▶ _Requirements_: Work out how many lines of the records hold the string "style", and reply with that number alone.

▶ _Data excerpts_:

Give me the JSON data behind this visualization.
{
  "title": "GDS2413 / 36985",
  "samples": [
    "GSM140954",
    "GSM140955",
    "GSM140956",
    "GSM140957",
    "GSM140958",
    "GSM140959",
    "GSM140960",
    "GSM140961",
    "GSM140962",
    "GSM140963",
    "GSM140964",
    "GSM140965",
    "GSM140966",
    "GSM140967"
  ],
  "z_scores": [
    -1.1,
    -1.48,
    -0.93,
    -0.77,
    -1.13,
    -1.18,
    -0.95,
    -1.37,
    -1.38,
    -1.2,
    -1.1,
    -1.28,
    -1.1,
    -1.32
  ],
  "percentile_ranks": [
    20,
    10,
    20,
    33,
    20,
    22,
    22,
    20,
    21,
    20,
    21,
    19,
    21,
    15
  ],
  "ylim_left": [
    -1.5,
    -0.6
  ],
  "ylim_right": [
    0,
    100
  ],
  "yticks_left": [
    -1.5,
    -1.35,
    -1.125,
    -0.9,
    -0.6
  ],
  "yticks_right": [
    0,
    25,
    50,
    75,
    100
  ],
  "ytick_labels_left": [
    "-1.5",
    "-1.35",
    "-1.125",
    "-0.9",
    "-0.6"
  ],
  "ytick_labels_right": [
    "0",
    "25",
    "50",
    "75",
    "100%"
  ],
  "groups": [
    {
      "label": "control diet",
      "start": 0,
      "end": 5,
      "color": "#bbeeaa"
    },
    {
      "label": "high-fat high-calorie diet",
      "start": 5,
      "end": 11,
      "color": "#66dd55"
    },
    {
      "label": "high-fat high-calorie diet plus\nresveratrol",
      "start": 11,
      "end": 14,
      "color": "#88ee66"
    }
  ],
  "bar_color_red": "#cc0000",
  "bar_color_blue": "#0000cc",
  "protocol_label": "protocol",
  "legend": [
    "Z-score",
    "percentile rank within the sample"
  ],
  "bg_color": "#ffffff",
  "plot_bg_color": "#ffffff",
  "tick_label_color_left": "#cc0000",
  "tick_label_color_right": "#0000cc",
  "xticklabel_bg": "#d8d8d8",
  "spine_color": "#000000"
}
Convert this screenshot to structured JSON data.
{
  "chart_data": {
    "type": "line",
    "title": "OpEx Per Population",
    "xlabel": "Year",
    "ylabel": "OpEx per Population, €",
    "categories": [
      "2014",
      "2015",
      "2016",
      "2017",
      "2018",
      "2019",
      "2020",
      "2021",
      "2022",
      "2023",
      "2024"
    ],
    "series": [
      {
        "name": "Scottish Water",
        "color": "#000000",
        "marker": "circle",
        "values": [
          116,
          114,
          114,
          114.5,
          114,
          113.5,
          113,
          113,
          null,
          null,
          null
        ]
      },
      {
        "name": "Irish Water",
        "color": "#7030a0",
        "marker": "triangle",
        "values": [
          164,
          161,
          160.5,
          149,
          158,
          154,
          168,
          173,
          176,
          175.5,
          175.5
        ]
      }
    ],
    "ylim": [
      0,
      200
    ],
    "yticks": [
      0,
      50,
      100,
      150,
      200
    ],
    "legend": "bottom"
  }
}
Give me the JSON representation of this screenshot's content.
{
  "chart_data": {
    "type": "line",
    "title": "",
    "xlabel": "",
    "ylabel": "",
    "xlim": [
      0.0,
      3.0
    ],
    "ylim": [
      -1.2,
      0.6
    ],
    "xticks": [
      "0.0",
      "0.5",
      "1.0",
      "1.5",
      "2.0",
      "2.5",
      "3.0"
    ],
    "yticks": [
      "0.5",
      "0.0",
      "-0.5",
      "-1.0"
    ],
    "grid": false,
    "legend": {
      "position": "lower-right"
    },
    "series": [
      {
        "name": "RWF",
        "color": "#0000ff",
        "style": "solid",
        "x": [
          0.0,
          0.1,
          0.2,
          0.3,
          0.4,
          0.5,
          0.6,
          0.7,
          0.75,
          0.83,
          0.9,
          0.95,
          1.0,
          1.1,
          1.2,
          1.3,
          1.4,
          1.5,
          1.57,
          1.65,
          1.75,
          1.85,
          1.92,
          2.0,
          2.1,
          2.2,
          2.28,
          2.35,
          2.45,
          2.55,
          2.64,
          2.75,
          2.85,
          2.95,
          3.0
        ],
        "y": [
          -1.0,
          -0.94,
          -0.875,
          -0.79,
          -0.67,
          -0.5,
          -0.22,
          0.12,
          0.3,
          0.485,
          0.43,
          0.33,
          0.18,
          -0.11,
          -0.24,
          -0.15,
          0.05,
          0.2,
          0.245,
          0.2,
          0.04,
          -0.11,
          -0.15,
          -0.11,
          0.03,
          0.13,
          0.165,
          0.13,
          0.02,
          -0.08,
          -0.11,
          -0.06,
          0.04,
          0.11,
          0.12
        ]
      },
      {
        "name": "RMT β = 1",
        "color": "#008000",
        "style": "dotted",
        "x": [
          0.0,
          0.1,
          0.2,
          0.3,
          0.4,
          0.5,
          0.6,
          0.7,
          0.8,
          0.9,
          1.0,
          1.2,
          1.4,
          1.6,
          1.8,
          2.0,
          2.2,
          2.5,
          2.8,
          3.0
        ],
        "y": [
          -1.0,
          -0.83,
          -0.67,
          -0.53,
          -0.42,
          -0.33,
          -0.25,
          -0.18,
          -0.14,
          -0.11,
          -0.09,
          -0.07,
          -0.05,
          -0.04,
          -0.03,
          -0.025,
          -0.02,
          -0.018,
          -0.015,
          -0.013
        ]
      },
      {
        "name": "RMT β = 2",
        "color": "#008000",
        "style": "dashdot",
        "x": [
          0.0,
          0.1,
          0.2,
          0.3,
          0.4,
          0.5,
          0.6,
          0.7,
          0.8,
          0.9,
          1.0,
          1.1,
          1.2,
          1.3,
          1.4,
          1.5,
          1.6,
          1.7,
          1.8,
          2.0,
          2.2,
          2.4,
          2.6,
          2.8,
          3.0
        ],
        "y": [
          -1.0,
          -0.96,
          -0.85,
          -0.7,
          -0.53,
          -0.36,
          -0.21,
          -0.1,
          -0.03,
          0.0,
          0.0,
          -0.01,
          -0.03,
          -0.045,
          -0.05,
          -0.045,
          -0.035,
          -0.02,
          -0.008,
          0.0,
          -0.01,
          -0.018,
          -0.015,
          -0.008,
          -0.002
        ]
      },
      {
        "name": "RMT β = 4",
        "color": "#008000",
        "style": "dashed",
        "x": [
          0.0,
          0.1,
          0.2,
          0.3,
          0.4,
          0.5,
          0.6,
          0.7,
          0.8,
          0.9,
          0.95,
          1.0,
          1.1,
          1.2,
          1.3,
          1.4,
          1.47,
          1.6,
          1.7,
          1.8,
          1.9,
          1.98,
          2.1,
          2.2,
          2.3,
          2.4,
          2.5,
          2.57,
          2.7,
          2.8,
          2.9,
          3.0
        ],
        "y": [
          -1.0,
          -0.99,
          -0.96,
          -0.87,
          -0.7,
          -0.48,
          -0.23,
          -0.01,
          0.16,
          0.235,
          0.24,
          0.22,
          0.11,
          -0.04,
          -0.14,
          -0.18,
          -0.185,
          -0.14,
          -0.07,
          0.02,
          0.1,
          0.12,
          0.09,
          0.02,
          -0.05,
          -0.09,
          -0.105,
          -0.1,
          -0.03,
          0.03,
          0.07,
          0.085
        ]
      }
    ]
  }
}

▶ _Correct answer_: 4